>> begin Stored records

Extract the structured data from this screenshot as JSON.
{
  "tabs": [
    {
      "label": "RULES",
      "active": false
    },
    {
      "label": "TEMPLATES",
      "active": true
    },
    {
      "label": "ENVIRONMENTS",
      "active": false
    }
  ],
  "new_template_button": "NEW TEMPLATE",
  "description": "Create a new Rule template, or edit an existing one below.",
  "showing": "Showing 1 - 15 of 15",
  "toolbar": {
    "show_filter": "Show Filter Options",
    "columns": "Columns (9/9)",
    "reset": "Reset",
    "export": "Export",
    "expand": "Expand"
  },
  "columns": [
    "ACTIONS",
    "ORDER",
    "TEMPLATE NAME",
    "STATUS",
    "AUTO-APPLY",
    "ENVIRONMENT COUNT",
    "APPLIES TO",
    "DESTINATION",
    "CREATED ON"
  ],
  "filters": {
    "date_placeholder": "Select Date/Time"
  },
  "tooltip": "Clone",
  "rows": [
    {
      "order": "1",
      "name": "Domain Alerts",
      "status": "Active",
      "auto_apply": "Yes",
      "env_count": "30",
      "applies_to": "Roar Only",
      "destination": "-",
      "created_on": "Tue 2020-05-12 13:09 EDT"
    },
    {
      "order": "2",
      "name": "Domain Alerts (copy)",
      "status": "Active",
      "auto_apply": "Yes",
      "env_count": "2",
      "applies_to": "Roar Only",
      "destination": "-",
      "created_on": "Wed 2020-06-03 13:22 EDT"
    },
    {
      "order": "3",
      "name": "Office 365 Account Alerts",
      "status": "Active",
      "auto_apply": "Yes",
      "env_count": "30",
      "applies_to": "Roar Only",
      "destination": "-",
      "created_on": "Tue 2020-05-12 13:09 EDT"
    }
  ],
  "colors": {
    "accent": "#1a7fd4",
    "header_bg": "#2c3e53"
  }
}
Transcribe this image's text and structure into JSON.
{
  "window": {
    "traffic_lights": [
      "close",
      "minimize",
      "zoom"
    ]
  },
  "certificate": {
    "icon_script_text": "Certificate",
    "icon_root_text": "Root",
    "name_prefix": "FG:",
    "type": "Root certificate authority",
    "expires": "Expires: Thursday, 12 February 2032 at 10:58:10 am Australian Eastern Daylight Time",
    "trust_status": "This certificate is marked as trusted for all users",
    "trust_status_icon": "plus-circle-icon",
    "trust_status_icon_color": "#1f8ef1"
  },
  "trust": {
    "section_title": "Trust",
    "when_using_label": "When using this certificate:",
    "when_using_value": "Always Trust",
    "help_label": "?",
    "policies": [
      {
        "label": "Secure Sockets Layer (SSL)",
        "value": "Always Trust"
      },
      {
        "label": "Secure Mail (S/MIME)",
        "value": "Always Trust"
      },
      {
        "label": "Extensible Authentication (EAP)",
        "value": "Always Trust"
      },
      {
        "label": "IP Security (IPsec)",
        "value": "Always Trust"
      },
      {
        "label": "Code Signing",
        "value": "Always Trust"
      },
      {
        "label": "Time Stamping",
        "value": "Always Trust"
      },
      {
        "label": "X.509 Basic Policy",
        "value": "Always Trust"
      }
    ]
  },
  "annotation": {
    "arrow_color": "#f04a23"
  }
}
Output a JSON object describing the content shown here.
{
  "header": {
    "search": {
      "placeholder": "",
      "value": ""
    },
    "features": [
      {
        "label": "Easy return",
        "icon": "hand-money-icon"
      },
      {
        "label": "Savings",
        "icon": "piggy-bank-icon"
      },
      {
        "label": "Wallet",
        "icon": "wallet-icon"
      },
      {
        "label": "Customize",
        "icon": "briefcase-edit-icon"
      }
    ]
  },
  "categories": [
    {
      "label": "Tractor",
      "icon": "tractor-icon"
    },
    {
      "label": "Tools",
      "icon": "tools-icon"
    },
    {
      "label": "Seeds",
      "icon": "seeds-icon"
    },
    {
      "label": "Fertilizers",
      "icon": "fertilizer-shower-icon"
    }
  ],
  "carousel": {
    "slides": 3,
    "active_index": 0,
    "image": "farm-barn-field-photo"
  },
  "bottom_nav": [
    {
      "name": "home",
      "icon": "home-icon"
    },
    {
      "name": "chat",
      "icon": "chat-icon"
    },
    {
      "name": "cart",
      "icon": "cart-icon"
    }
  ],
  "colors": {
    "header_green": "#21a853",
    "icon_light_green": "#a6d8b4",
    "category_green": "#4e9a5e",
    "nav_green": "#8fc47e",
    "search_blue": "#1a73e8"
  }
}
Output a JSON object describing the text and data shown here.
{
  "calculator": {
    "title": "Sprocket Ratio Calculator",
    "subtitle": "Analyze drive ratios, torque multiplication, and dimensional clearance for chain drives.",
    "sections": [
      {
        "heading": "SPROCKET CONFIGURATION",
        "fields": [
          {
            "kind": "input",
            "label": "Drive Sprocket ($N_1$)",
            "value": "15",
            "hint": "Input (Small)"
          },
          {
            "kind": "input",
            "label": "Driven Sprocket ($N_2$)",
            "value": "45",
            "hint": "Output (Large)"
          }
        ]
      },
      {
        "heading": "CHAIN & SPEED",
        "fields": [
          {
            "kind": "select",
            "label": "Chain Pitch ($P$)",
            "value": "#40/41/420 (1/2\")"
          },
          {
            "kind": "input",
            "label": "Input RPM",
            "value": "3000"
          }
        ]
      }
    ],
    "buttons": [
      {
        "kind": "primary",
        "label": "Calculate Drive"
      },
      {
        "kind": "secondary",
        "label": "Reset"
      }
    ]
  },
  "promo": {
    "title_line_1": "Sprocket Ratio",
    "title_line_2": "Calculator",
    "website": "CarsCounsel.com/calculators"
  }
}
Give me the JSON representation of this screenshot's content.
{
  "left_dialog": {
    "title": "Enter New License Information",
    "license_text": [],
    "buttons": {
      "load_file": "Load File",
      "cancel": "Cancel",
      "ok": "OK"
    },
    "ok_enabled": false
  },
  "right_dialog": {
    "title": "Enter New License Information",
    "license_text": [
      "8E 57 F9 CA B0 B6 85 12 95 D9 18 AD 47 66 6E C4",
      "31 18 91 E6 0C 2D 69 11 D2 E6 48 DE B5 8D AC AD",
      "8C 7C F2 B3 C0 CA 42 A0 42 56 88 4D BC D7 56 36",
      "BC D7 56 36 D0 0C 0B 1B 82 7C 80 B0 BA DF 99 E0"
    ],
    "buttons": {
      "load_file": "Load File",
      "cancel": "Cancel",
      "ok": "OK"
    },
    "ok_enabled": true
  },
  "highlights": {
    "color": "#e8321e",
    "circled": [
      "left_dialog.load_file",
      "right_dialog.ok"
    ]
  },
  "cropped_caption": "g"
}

>> end Stored records

■ Your objective:
Using the entries above, tally how many lines have the word "Alerts" in them; write the number and nothing more.

■ Task result:
3